GIVEN PROBLEM:
Single out the lines of the material that contain "compute" and copy them.

RECORD LIST:

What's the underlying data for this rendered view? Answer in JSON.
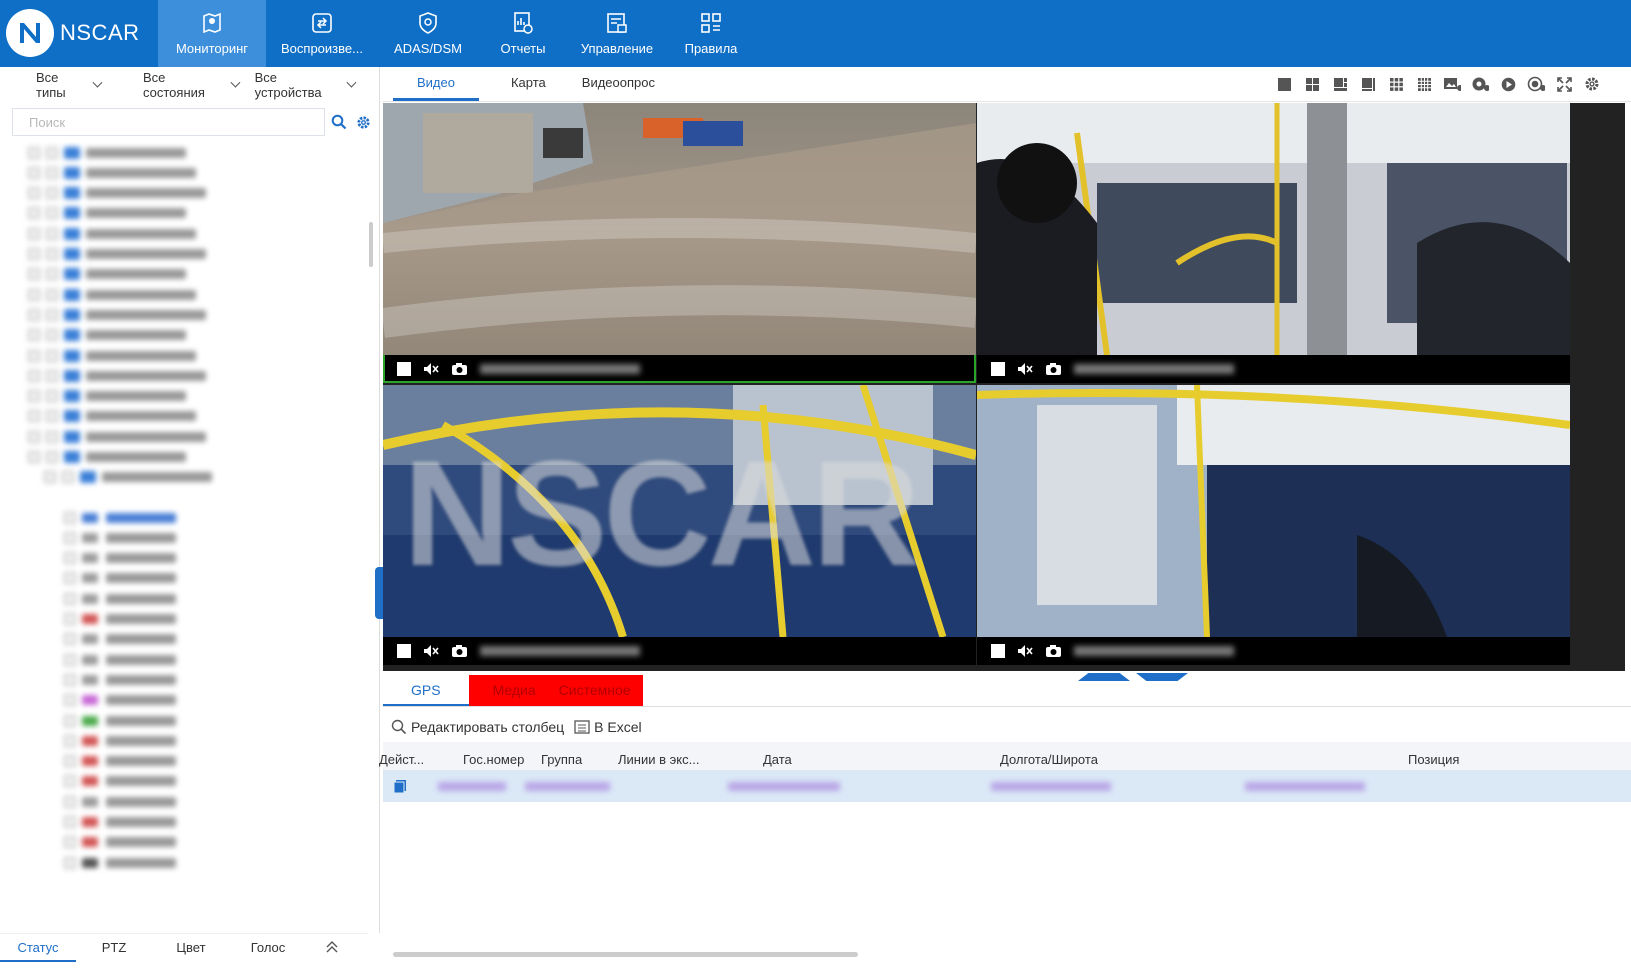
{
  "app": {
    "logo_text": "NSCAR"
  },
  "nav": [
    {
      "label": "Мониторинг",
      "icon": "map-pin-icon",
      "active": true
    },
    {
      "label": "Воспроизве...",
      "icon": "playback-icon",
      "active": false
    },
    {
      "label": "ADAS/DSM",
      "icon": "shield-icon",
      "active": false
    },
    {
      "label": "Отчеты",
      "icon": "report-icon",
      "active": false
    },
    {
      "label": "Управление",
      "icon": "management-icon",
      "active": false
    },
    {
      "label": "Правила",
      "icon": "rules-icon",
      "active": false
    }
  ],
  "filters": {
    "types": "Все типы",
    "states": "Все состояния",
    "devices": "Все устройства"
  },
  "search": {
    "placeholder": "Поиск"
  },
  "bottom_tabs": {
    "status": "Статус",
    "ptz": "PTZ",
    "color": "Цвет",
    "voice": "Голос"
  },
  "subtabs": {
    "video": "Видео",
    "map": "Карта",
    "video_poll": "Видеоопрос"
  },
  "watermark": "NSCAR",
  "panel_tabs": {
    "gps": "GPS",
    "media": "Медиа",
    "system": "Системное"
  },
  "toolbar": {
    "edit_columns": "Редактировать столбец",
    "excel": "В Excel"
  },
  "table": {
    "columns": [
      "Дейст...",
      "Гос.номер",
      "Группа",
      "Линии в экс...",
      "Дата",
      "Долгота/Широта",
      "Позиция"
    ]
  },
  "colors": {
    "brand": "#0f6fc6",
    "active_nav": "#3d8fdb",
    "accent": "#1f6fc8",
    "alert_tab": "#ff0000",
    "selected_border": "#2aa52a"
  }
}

* * *

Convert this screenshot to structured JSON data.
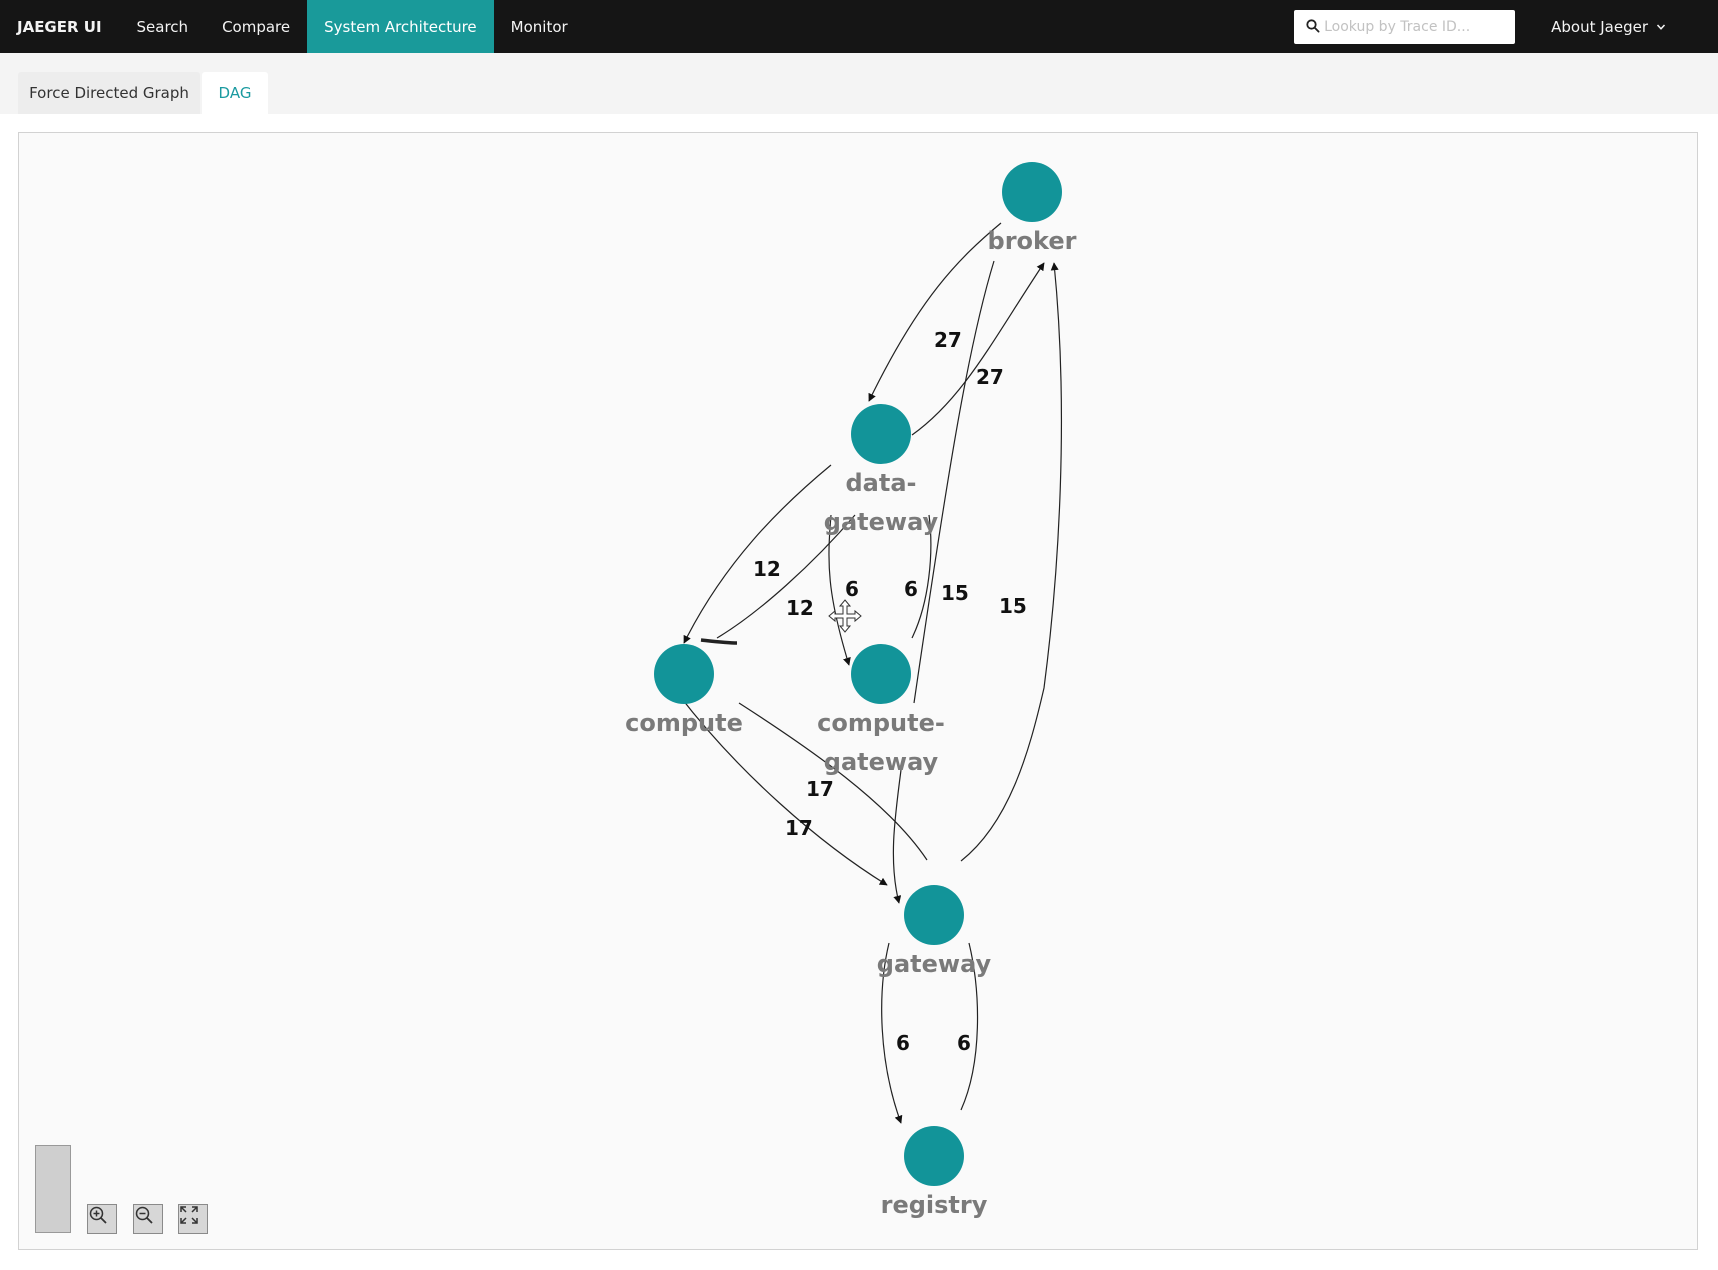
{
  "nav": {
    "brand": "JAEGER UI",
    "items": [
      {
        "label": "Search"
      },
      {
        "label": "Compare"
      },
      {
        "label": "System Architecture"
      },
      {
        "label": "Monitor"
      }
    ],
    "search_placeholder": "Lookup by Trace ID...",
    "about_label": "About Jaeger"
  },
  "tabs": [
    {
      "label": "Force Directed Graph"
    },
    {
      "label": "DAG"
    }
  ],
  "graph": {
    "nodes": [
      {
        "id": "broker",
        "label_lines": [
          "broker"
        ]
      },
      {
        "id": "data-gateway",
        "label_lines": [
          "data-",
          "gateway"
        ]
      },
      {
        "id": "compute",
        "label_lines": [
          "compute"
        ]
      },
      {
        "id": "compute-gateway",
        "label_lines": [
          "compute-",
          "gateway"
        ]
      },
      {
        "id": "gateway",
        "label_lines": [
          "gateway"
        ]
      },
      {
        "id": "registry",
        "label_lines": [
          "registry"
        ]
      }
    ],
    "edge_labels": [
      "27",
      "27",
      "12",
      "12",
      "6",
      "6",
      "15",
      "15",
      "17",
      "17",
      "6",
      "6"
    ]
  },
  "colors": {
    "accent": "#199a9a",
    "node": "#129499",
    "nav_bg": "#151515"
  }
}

SOLVED PROBLEM:
        "id": "compute",
          "compute"
        "id": "compute-gateway",
          "compute-",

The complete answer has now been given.